◆ INPUT ROWS:
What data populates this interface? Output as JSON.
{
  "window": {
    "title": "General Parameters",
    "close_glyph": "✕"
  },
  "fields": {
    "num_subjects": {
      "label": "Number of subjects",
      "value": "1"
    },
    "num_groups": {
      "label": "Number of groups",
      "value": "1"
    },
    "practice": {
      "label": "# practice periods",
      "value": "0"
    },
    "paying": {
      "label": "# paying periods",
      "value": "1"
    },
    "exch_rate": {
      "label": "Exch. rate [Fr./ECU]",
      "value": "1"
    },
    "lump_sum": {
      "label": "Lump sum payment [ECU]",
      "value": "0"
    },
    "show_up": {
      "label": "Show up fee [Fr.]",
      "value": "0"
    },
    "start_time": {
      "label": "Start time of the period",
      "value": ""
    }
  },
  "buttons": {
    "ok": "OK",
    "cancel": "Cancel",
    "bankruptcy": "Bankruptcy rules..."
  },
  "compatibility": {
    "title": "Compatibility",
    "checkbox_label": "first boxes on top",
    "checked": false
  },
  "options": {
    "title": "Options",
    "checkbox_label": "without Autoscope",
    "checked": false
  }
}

◆ THE EXERCISE: Print every entry exactly as written.

◆ SOLUTION FOR THIS EXERCISE:
What data populates this interface? Output as JSON.
{
  "window": {
    "title": "General Parameters",
    "close_glyph": "✕"
  },
  "fields": {
    "num_subjects": {
      "label": "Number of subjects",
      "value": "1"
    },
    "num_groups": {
      "label": "Number of groups",
      "value": "1"
    },
    "practice": {
      "label": "# practice periods",
      "value": "0"
    },
    "paying": {
      "label": "# paying periods",
      "value": "1"
    },
    "exch_rate": {
      "label": "Exch. rate [Fr./ECU]",
      "value": "1"
    },
    "lump_sum": {
      "label": "Lump sum payment [ECU]",
      "value": "0"
    },
    "show_up": {
      "label": "Show up fee [Fr.]",
      "value": "0"
    },
    "start_time": {
      "label": "Start time of the period",
      "value": ""
    }
  },
  "buttons": {
    "ok": "OK",
    "cancel": "Cancel",
    "bankruptcy": "Bankruptcy rules..."
  },
  "compatibility": {
    "title": "Compatibility",
    "checkbox_label": "first boxes on top",
    "checked": false
  },
  "options": {
    "title": "Options",
    "checkbox_label": "without Autoscope",
    "checked": false
  }
}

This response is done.